Data supplied |
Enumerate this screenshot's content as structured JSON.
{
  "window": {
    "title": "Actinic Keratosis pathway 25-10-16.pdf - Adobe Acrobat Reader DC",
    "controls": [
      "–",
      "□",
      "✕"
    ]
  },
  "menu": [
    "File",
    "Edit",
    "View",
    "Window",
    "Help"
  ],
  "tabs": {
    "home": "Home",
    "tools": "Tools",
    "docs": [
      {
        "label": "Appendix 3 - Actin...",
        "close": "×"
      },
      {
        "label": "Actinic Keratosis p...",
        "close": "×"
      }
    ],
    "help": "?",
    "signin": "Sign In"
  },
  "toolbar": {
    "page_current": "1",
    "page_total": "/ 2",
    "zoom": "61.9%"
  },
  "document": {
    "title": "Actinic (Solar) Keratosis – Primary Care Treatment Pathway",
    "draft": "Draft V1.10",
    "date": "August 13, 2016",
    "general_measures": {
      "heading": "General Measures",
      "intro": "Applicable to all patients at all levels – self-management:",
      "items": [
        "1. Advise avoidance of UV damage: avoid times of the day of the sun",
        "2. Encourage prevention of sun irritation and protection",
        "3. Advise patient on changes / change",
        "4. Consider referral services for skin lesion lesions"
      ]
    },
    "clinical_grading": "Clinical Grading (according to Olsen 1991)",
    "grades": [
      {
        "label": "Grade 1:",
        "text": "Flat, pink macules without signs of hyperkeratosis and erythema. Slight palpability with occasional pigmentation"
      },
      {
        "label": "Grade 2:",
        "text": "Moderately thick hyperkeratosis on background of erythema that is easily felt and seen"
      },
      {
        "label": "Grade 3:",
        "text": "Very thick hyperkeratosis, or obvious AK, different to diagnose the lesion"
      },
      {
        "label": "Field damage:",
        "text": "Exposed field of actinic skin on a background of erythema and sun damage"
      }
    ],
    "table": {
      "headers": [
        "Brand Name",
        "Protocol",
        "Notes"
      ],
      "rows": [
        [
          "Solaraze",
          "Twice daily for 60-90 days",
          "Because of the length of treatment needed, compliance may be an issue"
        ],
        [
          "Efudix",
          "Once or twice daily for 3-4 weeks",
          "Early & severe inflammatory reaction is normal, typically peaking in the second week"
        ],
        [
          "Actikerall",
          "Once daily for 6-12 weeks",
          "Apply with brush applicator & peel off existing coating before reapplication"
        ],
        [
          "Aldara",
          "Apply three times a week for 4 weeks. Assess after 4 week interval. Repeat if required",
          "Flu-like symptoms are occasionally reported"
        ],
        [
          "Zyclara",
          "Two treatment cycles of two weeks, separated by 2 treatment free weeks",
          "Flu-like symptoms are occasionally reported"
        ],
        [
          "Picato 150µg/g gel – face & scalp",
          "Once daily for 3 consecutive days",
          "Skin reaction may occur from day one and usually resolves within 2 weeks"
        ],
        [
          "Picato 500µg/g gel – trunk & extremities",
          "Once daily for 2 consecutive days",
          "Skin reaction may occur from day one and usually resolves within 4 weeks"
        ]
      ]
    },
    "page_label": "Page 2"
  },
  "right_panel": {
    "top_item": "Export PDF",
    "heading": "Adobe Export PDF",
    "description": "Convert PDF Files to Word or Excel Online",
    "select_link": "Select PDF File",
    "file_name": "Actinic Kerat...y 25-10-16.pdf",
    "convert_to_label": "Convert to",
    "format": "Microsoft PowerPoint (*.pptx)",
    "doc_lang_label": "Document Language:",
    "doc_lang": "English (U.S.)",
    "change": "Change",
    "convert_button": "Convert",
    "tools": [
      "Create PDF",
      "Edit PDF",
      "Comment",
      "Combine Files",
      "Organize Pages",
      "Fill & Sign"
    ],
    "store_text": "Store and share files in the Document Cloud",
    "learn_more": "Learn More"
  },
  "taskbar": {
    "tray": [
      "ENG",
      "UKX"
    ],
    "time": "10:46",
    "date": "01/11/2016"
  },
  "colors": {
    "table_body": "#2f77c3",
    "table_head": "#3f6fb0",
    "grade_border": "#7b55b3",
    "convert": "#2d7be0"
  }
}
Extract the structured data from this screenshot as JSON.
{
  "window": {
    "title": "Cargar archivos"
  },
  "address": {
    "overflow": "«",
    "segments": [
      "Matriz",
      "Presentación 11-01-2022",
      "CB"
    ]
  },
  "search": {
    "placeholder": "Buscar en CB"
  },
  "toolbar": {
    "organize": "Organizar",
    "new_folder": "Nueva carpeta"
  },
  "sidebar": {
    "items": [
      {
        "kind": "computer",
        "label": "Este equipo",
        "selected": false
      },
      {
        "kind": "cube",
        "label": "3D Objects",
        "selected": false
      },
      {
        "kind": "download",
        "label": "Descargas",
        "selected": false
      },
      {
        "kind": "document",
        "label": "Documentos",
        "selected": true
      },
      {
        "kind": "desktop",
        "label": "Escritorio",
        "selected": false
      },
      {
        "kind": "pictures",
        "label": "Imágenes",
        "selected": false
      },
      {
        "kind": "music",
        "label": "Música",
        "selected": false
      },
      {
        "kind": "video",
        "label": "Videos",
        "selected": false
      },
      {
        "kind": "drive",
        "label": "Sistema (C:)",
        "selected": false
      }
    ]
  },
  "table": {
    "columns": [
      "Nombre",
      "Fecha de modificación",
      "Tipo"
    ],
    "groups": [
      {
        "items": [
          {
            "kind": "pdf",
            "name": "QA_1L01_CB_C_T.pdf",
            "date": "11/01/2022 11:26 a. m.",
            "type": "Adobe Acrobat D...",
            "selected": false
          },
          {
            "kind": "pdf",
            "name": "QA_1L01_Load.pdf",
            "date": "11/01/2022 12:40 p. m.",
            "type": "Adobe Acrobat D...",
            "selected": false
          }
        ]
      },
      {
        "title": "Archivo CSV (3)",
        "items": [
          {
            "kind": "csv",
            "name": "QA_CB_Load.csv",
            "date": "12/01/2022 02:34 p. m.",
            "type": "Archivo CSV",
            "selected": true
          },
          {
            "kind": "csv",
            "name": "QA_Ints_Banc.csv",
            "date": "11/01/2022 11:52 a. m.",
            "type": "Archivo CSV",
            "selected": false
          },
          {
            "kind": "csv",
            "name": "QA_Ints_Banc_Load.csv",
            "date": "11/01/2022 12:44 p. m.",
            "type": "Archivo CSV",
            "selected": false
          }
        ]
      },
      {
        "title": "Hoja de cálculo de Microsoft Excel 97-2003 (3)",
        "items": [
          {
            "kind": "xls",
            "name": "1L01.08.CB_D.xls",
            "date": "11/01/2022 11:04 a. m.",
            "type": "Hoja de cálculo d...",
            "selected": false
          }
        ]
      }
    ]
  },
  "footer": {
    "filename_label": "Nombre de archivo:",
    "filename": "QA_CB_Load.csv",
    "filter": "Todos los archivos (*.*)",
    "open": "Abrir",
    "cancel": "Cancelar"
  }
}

Task goal | Please go through the data above and copy each line that has the word "Export".

Result of the task |
    "top_item": "Export PDF",
    "heading": "Adobe Export PDF",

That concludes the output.